• Data to use:
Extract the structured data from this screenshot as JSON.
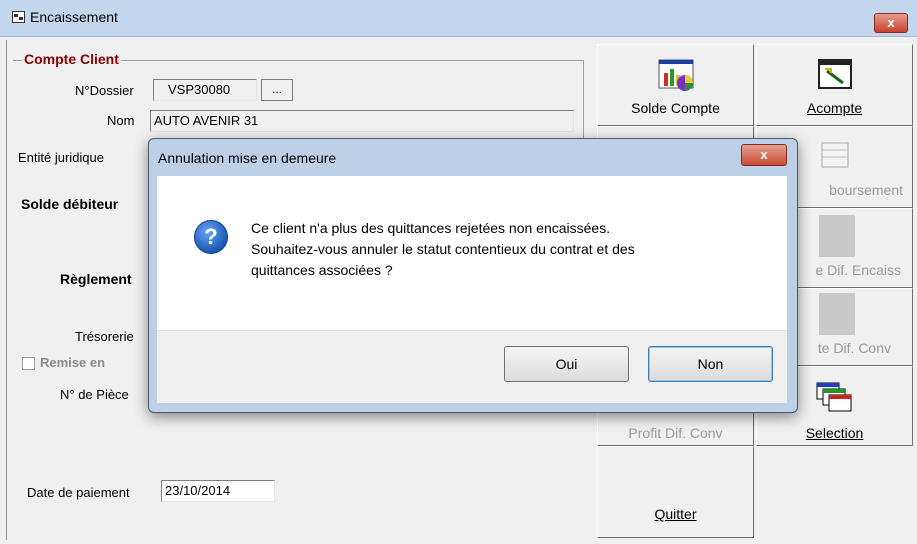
{
  "window": {
    "title": "Encaissement",
    "close": "x"
  },
  "form": {
    "group_title": "Compte Client",
    "dossier_label": "N°Dossier",
    "dossier_value": "VSP30080",
    "browse_label": "...",
    "nom_label": "Nom",
    "nom_value": "AUTO AVENIR 31",
    "entite_label": "Entité juridique",
    "solde_label": "Solde débiteur",
    "reglement_label": "Règlement",
    "tresorerie_label": "Trésorerie",
    "remise_label": "Remise en",
    "piece_label": "N° de Pièce",
    "date_label": "Date de paiement",
    "date_value": "23/10/2014"
  },
  "toolbar": {
    "solde_compte": "Solde Compte",
    "acompte": "Acompte",
    "remboursement": "boursement",
    "dif_encaiss": "e Dif. Encaiss",
    "dif_conv": "te Dif. Conv",
    "profit_dif_conv": "Profit Dif. Conv",
    "selection": "Selection",
    "quitter": "Quitter"
  },
  "dialog": {
    "title": "Annulation mise en demeure",
    "close": "x",
    "message_line1": "Ce client n'a plus des quittances rejetées non encaissées.",
    "message_line2": "Souhaitez-vous annuler le statut contentieux du contrat et des",
    "message_line3": "quittances associées ?",
    "icon": "question-icon",
    "yes": "Oui",
    "no": "Non"
  },
  "colors": {
    "titlebar": "#c2d6ee",
    "group_title": "#8b0000",
    "dialog_frame": "#bcd0e8"
  }
}
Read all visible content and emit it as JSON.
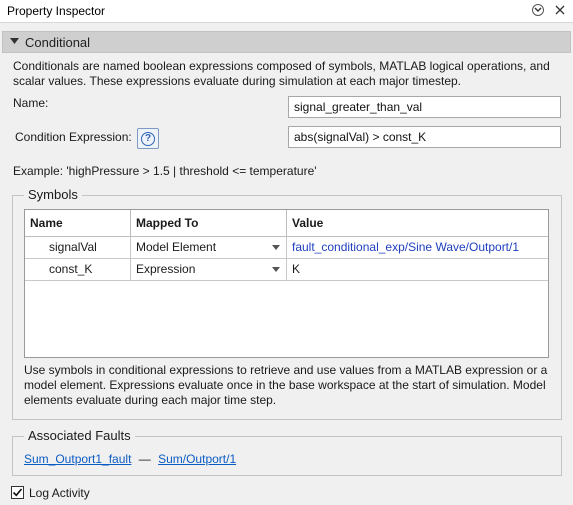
{
  "panel": {
    "title": "Property Inspector"
  },
  "section": {
    "label": "Conditional",
    "description": "Conditionals are named boolean expressions composed of symbols, MATLAB logical operations, and scalar values. These expressions evaluate during simulation at each major timestep."
  },
  "form": {
    "name_label": "Name:",
    "name_value": "signal_greater_than_val",
    "condition_label": "Condition Expression:",
    "condition_value": "abs(signalVal) > const_K",
    "help_glyph": "?",
    "example": "Example: 'highPressure > 1.5 | threshold <= temperature'"
  },
  "symbols": {
    "group_title": "Symbols",
    "columns": [
      "Name",
      "Mapped To",
      "Value"
    ],
    "rows": [
      {
        "name": "signalVal",
        "mapped_to": "Model Element",
        "value": "fault_conditional_exp/Sine Wave/Outport/1"
      },
      {
        "name": "const_K",
        "mapped_to": "Expression",
        "value": "K"
      }
    ],
    "note": "Use symbols in conditional expressions to retrieve and use values from a MATLAB expression or a model element. Expressions evaluate once in the base workspace at the start of simulation. Model elements evaluate during each major time step."
  },
  "faults": {
    "group_title": "Associated Faults",
    "fault_link": "Sum_Outport1_fault",
    "separator": "—",
    "port_link": "Sum/Outport/1"
  },
  "log_activity": {
    "label": "Log Activity",
    "checked": true
  },
  "icons": {
    "menu": "circle-chevron-down-icon",
    "close": "close-icon",
    "collapse": "triangle-down-icon",
    "help": "question-mark-icon",
    "dropdown": "dropdown-arrow-icon",
    "check": "checkmark-icon"
  },
  "colors": {
    "link": "#0b5bc4",
    "model_element_value": "#1f3fbf",
    "section_header": "#cfcfcf"
  }
}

• Requirements:
Of all the lines in the material above, how many contain the word "Solde"? Give only the count.

• Exercise answer:
2